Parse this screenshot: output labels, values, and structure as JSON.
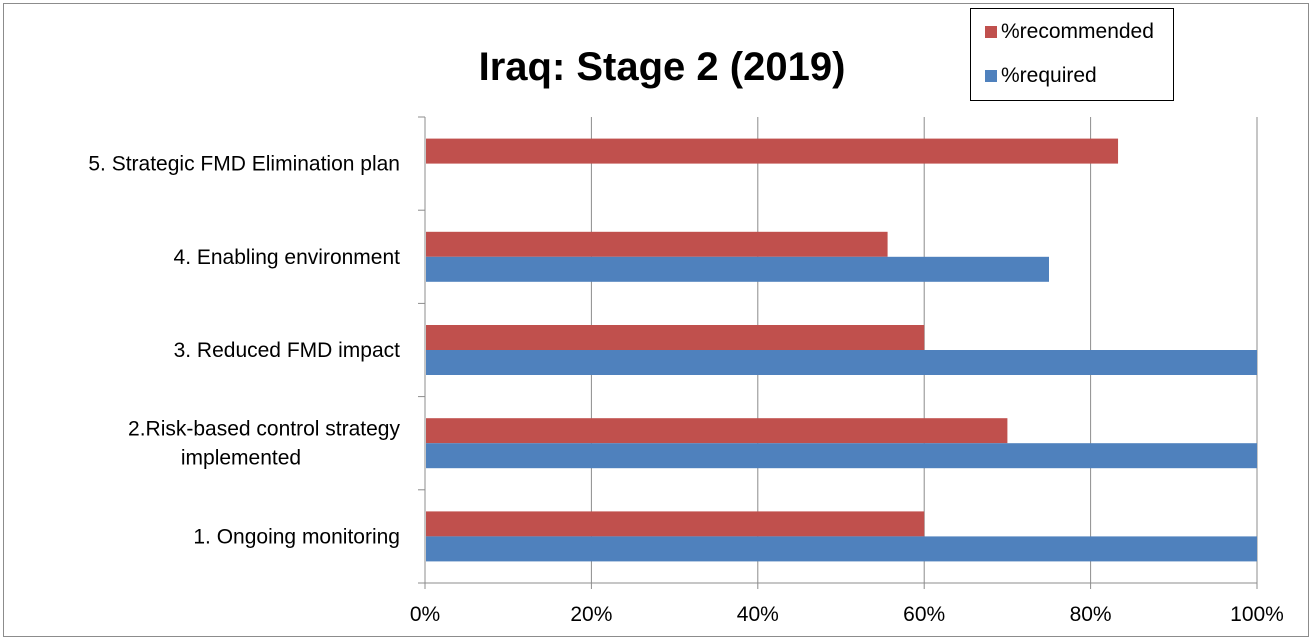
{
  "chart_data": {
    "type": "bar",
    "orientation": "horizontal",
    "title": "Iraq: Stage 2 (2019)",
    "categories": [
      [
        "5. Strategic FMD Elimination plan"
      ],
      [
        "4. Enabling environment"
      ],
      [
        "3. Reduced FMD impact"
      ],
      [
        "2.Risk-based control strategy",
        "implemented"
      ],
      [
        "1. Ongoing monitoring"
      ]
    ],
    "series": [
      {
        "name": "%recommended",
        "color": "#c0504d",
        "values": [
          83.3,
          55.6,
          60,
          70,
          60
        ]
      },
      {
        "name": "%required",
        "color": "#4f81bd",
        "values": [
          0,
          75,
          100,
          100,
          100
        ]
      }
    ],
    "x_ticks": [
      "0%",
      "20%",
      "40%",
      "60%",
      "80%",
      "100%"
    ],
    "xlim": [
      0,
      100
    ],
    "grid": true,
    "legend_position": "top-right"
  }
}
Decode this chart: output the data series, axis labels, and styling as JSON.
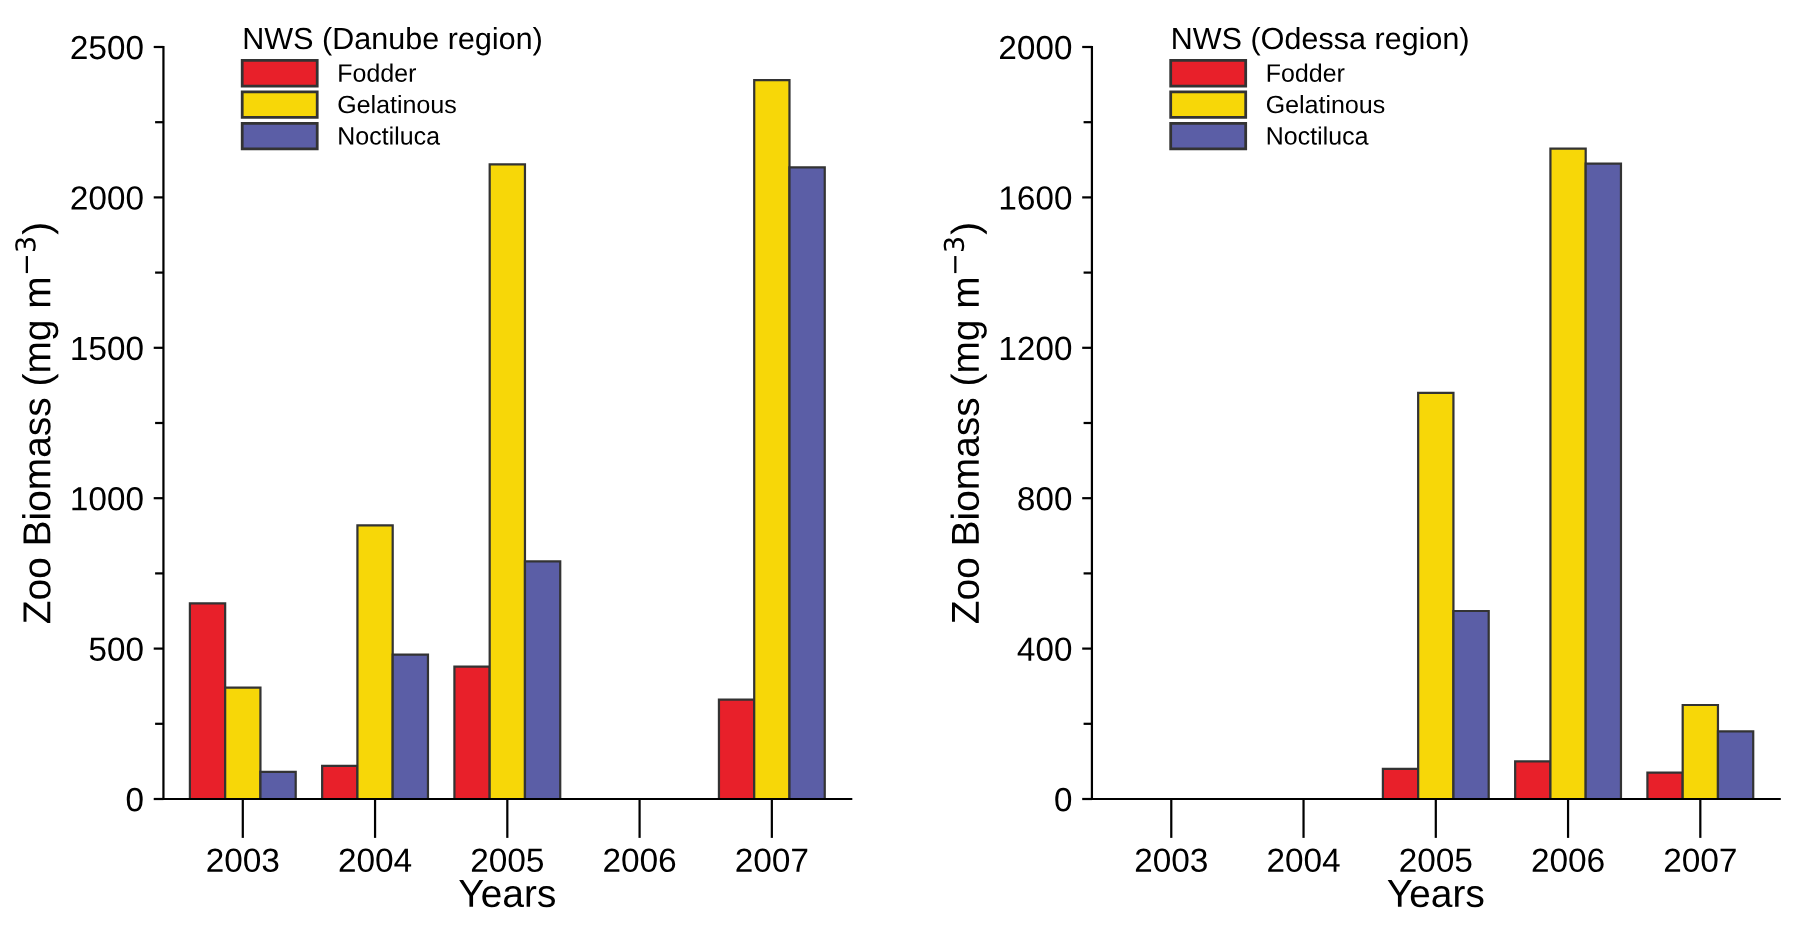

**WHAT IS EXPECTED**
Output all of the entries verbatim, leaving out any images.

**TASK SOLUTION**
Parse this screenshot: output labels, values, and structure as JSON.
{
  "chart_data": {
    "type": "bar",
    "orientation": "horizontal",
    "title": "Iraq: Stage 2 (2019)",
    "categories": [
      [
        "5. Strategic FMD Elimination plan"
      ],
      [
        "4. Enabling environment"
      ],
      [
        "3. Reduced FMD impact"
      ],
      [
        "2.Risk-based control strategy",
        "implemented"
      ],
      [
        "1. Ongoing monitoring"
      ]
    ],
    "series": [
      {
        "name": "%recommended",
        "color": "#c0504d",
        "values": [
          83.3,
          55.6,
          60,
          70,
          60
        ]
      },
      {
        "name": "%required",
        "color": "#4f81bd",
        "values": [
          0,
          75,
          100,
          100,
          100
        ]
      }
    ],
    "x_ticks": [
      "0%",
      "20%",
      "40%",
      "60%",
      "80%",
      "100%"
    ],
    "xlim": [
      0,
      100
    ],
    "grid": true,
    "legend_position": "top-right"
  }
}
Decode this chart: output the data series, axis labels, and styling as JSON.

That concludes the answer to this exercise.